**PROBLEM REQUIREMENTS:** Report the number of lines in these entries that contain "智能电网和物联网". Write only the number.

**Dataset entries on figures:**
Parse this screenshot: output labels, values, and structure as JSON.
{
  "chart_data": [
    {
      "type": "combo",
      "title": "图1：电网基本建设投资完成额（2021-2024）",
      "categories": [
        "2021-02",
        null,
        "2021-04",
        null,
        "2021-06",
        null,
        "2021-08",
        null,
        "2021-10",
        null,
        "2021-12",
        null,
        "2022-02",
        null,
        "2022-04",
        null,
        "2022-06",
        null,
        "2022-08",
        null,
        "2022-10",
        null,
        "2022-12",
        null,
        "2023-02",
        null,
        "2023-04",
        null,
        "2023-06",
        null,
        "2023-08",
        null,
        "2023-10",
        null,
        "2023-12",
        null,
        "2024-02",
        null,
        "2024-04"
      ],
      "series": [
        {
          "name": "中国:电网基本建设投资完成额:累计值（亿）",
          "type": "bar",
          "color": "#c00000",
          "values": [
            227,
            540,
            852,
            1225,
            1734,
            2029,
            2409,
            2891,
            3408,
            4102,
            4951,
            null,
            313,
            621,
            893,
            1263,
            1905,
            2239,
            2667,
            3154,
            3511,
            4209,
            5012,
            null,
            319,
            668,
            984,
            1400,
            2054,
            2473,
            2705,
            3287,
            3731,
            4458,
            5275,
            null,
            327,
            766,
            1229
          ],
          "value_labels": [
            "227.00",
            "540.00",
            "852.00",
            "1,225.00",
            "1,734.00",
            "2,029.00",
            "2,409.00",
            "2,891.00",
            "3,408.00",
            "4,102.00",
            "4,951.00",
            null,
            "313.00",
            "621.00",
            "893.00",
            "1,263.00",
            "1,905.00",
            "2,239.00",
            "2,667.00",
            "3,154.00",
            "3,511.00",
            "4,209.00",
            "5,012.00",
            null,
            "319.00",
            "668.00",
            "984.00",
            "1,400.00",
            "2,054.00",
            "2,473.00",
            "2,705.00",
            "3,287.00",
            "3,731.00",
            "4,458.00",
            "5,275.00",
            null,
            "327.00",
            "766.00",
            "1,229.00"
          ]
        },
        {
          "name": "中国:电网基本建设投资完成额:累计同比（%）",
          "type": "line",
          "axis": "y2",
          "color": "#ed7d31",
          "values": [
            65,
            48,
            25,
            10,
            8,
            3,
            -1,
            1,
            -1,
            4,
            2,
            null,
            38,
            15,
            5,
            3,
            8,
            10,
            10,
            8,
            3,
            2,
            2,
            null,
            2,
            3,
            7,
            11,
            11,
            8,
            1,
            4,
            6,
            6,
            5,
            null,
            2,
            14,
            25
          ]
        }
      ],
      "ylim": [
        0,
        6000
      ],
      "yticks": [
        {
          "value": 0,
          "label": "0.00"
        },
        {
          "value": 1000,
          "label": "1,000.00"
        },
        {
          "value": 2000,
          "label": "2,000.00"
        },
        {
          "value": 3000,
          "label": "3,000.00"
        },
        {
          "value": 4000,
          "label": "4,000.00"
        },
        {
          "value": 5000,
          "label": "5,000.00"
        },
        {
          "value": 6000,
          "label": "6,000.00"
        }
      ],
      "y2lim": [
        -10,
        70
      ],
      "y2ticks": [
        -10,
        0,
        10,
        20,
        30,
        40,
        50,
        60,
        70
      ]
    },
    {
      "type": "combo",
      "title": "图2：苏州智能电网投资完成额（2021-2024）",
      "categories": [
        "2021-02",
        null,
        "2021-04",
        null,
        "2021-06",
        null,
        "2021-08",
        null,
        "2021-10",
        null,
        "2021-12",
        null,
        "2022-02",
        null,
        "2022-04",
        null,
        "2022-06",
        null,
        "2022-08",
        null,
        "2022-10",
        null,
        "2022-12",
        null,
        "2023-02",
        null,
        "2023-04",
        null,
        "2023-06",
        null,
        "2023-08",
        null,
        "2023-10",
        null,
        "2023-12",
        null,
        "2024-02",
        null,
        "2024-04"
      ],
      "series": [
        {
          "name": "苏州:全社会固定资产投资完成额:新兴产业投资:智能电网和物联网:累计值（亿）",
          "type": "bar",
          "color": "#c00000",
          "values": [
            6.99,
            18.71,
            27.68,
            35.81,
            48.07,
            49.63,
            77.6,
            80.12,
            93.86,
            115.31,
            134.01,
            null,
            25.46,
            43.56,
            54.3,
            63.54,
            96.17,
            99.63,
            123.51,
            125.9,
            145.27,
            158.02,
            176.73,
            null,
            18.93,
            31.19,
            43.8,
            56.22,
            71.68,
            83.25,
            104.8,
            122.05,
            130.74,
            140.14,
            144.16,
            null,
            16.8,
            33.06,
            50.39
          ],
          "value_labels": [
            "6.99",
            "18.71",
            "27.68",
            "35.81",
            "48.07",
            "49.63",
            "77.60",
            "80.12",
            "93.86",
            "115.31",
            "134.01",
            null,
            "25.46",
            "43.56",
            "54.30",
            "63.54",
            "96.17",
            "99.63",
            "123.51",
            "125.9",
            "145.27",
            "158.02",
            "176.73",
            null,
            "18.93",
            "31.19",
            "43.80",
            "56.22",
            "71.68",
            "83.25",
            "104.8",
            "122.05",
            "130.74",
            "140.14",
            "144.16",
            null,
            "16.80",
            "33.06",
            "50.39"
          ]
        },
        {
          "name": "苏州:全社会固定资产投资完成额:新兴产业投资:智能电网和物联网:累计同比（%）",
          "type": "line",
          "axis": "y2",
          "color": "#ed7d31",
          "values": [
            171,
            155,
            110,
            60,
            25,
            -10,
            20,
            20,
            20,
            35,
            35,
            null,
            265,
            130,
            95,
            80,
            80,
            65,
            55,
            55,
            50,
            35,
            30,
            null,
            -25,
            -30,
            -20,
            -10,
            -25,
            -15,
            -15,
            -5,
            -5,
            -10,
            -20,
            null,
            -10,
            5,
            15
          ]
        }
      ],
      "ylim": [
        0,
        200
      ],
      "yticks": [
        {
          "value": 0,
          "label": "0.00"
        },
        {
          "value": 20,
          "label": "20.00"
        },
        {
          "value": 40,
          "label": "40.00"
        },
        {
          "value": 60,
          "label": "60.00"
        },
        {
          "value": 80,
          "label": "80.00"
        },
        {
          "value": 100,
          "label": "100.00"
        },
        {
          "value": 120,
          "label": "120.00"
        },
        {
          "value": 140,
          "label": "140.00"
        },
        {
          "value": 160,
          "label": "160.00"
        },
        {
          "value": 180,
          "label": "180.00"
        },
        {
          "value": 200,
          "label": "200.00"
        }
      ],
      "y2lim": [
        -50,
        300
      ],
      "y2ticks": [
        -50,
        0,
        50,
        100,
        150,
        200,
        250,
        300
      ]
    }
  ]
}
--
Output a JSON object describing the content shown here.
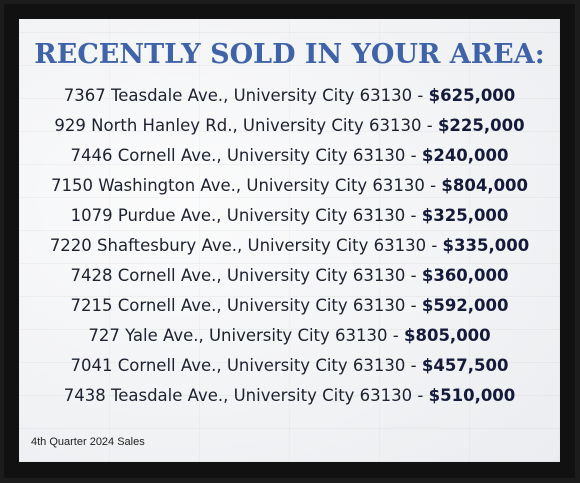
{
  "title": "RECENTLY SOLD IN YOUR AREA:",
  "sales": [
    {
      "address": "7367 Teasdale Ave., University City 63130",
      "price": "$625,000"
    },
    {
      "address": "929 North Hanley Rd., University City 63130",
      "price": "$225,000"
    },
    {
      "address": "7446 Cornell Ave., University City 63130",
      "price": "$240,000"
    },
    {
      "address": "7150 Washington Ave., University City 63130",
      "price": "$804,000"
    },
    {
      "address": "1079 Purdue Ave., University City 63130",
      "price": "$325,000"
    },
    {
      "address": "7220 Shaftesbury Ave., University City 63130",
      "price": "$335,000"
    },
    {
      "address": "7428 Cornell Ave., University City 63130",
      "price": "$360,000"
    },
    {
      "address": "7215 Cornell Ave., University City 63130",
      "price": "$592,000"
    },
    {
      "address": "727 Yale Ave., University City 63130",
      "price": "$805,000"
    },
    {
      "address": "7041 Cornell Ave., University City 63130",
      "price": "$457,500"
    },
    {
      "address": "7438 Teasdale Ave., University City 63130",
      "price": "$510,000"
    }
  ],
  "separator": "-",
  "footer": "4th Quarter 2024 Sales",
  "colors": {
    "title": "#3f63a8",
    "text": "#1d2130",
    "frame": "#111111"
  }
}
==
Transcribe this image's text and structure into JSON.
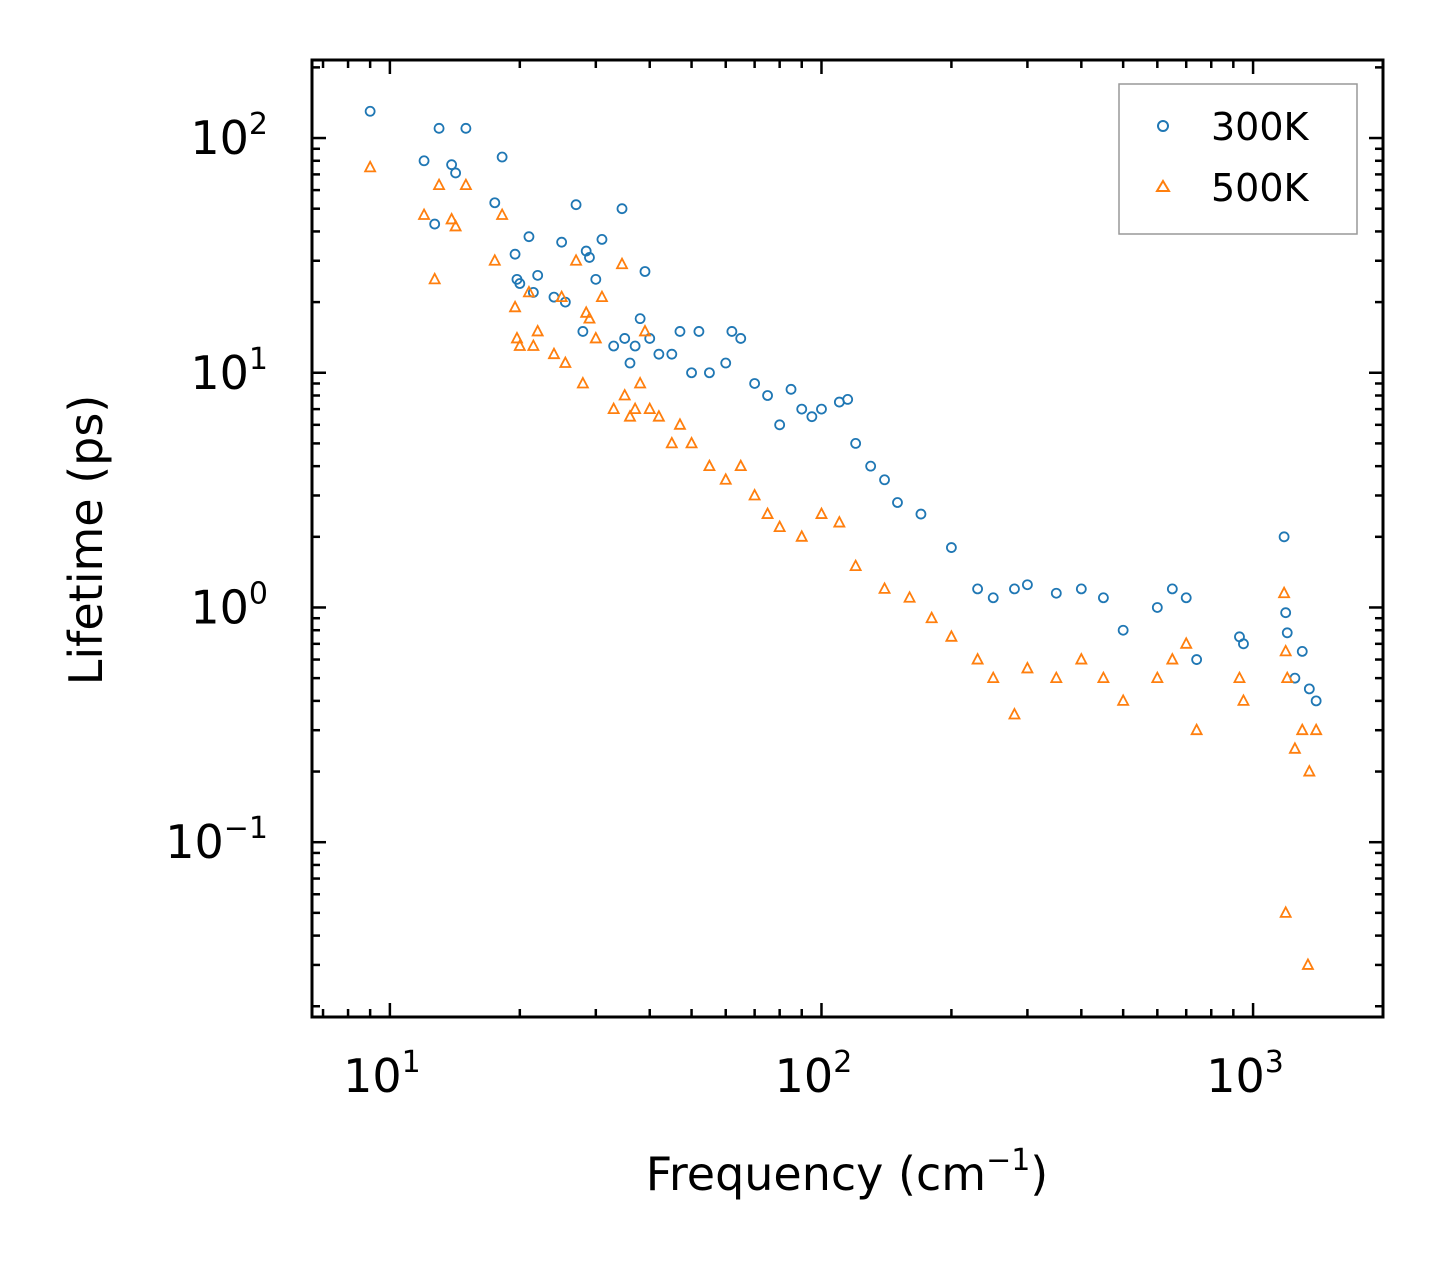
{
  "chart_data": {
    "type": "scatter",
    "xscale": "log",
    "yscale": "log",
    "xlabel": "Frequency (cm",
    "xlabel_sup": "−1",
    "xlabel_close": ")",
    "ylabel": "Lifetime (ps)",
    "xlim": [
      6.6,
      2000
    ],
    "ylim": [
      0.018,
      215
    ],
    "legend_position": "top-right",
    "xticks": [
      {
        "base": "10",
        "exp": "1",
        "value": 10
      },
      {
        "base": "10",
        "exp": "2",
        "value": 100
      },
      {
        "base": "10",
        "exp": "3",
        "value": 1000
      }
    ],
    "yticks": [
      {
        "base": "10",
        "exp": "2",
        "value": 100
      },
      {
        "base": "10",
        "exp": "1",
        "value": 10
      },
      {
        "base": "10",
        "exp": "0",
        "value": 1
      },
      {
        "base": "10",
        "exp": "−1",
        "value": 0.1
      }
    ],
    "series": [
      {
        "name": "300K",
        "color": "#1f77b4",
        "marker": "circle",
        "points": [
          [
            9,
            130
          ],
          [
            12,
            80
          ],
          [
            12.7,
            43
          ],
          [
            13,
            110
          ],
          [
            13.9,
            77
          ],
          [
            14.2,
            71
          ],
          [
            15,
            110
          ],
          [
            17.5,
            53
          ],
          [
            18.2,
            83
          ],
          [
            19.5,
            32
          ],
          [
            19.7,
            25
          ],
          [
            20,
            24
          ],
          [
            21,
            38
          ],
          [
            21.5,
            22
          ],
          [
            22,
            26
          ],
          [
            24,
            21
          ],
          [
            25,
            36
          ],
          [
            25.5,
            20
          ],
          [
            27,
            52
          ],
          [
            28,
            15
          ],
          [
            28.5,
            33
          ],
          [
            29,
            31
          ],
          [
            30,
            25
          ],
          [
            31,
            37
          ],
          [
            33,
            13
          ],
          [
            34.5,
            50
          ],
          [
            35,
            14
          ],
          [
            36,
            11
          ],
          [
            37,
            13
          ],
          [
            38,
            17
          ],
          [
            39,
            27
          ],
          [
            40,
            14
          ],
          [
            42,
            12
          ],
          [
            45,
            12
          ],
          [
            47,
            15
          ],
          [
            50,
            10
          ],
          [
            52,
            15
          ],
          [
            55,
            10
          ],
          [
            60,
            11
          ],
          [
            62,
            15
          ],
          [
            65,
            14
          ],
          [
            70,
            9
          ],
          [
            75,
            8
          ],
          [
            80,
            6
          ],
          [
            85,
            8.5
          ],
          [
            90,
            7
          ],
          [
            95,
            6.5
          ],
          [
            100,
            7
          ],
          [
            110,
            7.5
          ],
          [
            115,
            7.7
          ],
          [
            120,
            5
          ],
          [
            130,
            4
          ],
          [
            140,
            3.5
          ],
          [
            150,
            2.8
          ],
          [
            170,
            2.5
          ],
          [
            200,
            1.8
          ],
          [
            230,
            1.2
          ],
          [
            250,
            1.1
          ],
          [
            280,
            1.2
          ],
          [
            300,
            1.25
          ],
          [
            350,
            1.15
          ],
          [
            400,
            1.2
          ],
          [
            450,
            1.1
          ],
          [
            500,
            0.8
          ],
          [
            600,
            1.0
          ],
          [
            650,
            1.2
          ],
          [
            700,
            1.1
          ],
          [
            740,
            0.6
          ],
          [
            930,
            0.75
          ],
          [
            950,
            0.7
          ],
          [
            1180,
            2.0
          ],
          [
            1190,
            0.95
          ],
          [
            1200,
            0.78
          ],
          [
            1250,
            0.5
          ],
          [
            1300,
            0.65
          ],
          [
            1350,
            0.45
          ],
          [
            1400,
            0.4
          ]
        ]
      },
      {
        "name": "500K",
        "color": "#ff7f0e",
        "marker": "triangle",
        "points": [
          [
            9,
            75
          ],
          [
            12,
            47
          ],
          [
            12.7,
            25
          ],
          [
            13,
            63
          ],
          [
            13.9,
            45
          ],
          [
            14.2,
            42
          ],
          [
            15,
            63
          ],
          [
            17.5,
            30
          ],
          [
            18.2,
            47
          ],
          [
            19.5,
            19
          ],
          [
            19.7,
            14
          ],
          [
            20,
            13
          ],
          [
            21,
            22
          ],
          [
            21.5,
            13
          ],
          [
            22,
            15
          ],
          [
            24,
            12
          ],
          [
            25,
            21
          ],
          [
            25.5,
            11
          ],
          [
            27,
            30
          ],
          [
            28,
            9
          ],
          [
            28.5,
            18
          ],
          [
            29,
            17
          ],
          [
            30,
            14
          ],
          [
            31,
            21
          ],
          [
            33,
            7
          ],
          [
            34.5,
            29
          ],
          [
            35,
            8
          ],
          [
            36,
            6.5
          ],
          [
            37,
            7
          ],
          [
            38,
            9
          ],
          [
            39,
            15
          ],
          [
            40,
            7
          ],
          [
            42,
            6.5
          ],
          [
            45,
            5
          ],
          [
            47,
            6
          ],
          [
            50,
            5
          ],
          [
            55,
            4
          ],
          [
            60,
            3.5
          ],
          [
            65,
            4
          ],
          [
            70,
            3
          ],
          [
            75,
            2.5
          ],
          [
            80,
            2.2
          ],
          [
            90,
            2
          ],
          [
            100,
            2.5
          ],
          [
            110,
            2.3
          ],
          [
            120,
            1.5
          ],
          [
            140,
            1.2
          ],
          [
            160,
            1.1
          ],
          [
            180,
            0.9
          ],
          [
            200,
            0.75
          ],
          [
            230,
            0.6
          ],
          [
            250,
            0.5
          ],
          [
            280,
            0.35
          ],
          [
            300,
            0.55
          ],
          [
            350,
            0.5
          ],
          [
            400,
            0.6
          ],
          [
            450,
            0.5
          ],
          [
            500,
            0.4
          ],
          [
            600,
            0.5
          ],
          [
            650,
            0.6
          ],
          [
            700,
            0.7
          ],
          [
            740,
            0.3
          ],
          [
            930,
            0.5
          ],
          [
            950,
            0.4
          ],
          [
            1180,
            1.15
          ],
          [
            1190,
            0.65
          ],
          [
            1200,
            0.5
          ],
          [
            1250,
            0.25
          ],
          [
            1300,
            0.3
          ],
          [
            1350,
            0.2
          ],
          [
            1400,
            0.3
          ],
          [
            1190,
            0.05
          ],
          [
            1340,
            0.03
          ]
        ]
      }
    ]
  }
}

**FULL SOLUTION:** 2